### AIM
What follows is a set of records; restate each one word for word and drop the pictures.

★ ★ ★ ★ ★ ★ ★

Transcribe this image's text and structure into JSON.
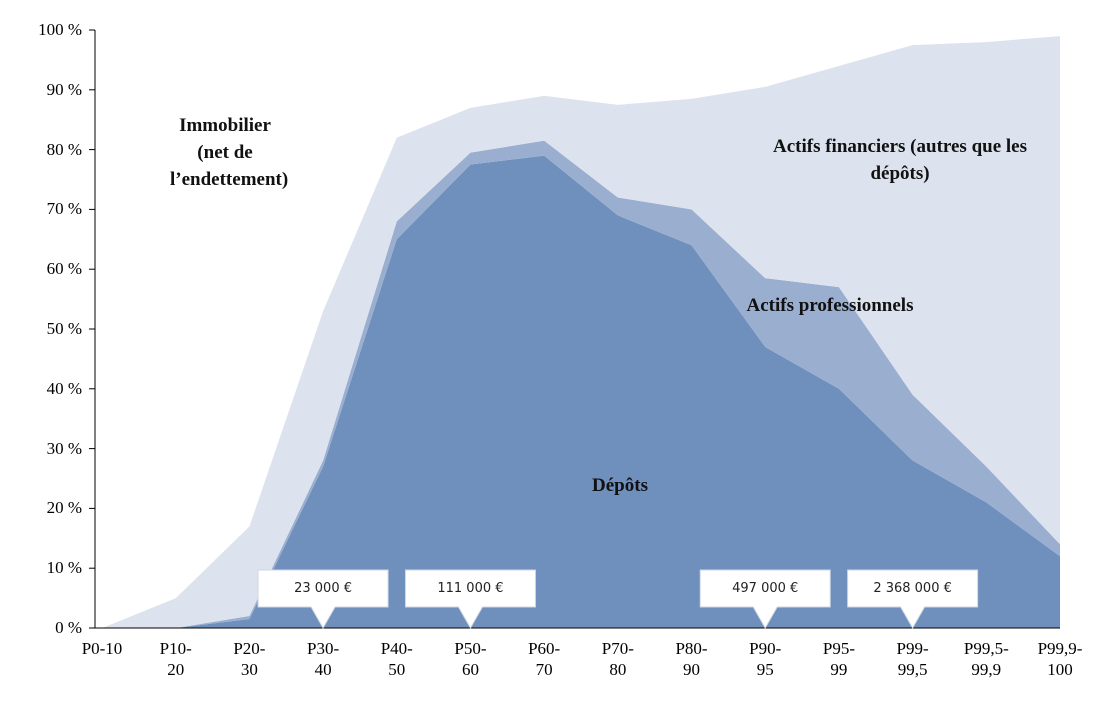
{
  "chart_data": {
    "type": "stacked_area",
    "categories": [
      "P0-10",
      "P10-20",
      "P20-30",
      "P30-40",
      "P40-50",
      "P50-60",
      "P60-70",
      "P70-80",
      "P80-90",
      "P90-95",
      "P95-99",
      "P99-99,5",
      "P99,5-99,9",
      "P99,9-100"
    ],
    "series": [
      {
        "name": "Immobilier (net de l’endettement)",
        "color": "#6f8fbd",
        "values": [
          0,
          0,
          1.5,
          27,
          65,
          77.5,
          79,
          69,
          64,
          47,
          40,
          28,
          21,
          12
        ]
      },
      {
        "name": "Actifs professionnels",
        "color": "#9aafd0",
        "values": [
          0,
          0,
          0.5,
          1,
          3,
          2,
          2.5,
          3,
          6,
          11.5,
          17,
          11,
          6,
          2
        ]
      },
      {
        "name": "Actifs financiers (autres que les dépôts)",
        "color": "#dde3ee",
        "values": [
          0,
          5,
          15,
          25,
          14,
          7.5,
          7.5,
          15.5,
          18.5,
          32,
          37,
          58.5,
          71,
          85
        ]
      },
      {
        "name": "Dépôts",
        "color": "#ffffff",
        "values": [
          100,
          95,
          83,
          47,
          18,
          13,
          11,
          12.5,
          11.5,
          9.5,
          6,
          2.5,
          2,
          1
        ]
      }
    ],
    "ylim": [
      0,
      100
    ],
    "yticks": [
      {
        "value": 0,
        "label": "0 %"
      },
      {
        "value": 10,
        "label": "10 %"
      },
      {
        "value": 20,
        "label": "20 %"
      },
      {
        "value": 30,
        "label": "30 %"
      },
      {
        "value": 40,
        "label": "40 %"
      },
      {
        "value": 50,
        "label": "50 %"
      },
      {
        "value": 60,
        "label": "60 %"
      },
      {
        "value": 70,
        "label": "70 %"
      },
      {
        "value": 80,
        "label": "80 %"
      },
      {
        "value": 90,
        "label": "90 %"
      },
      {
        "value": 100,
        "label": "100 %"
      }
    ],
    "annotations": [
      {
        "text": "23 000 €",
        "category": "P30-40"
      },
      {
        "text": "111 000 €",
        "category": "P50-60"
      },
      {
        "text": "497 000 €",
        "category": "P90-95"
      },
      {
        "text": "2 368 000 €",
        "category": "P99-99,5"
      }
    ]
  }
}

★ ★ ★ ★ ★ ★ ★

### FULL RESPONSE
Transcribe this image's text and structure into JSON.
{
  "chart_data": {
    "type": "stacked_area",
    "categories": [
      "P0-10",
      "P10-20",
      "P20-30",
      "P30-40",
      "P40-50",
      "P50-60",
      "P60-70",
      "P70-80",
      "P80-90",
      "P90-95",
      "P95-99",
      "P99-99,5",
      "P99,5-99,9",
      "P99,9-100"
    ],
    "series": [
      {
        "name": "Immobilier (net de l’endettement)",
        "color": "#6f8fbd",
        "values": [
          0,
          0,
          1.5,
          27,
          65,
          77.5,
          79,
          69,
          64,
          47,
          40,
          28,
          21,
          12
        ]
      },
      {
        "name": "Actifs professionnels",
        "color": "#9aafd0",
        "values": [
          0,
          0,
          0.5,
          1,
          3,
          2,
          2.5,
          3,
          6,
          11.5,
          17,
          11,
          6,
          2
        ]
      },
      {
        "name": "Actifs financiers (autres que les dépôts)",
        "color": "#dde3ee",
        "values": [
          0,
          5,
          15,
          25,
          14,
          7.5,
          7.5,
          15.5,
          18.5,
          32,
          37,
          58.5,
          71,
          85
        ]
      },
      {
        "name": "Dépôts",
        "color": "#ffffff",
        "values": [
          100,
          95,
          83,
          47,
          18,
          13,
          11,
          12.5,
          11.5,
          9.5,
          6,
          2.5,
          2,
          1
        ]
      }
    ],
    "ylim": [
      0,
      100
    ],
    "yticks": [
      {
        "value": 0,
        "label": "0 %"
      },
      {
        "value": 10,
        "label": "10 %"
      },
      {
        "value": 20,
        "label": "20 %"
      },
      {
        "value": 30,
        "label": "30 %"
      },
      {
        "value": 40,
        "label": "40 %"
      },
      {
        "value": 50,
        "label": "50 %"
      },
      {
        "value": 60,
        "label": "60 %"
      },
      {
        "value": 70,
        "label": "70 %"
      },
      {
        "value": 80,
        "label": "80 %"
      },
      {
        "value": 90,
        "label": "90 %"
      },
      {
        "value": 100,
        "label": "100 %"
      }
    ],
    "annotations": [
      {
        "text": "23 000 €",
        "category": "P30-40"
      },
      {
        "text": "111 000 €",
        "category": "P50-60"
      },
      {
        "text": "497 000 €",
        "category": "P90-95"
      },
      {
        "text": "2 368 000 €",
        "category": "P99-99,5"
      }
    ]
  }
}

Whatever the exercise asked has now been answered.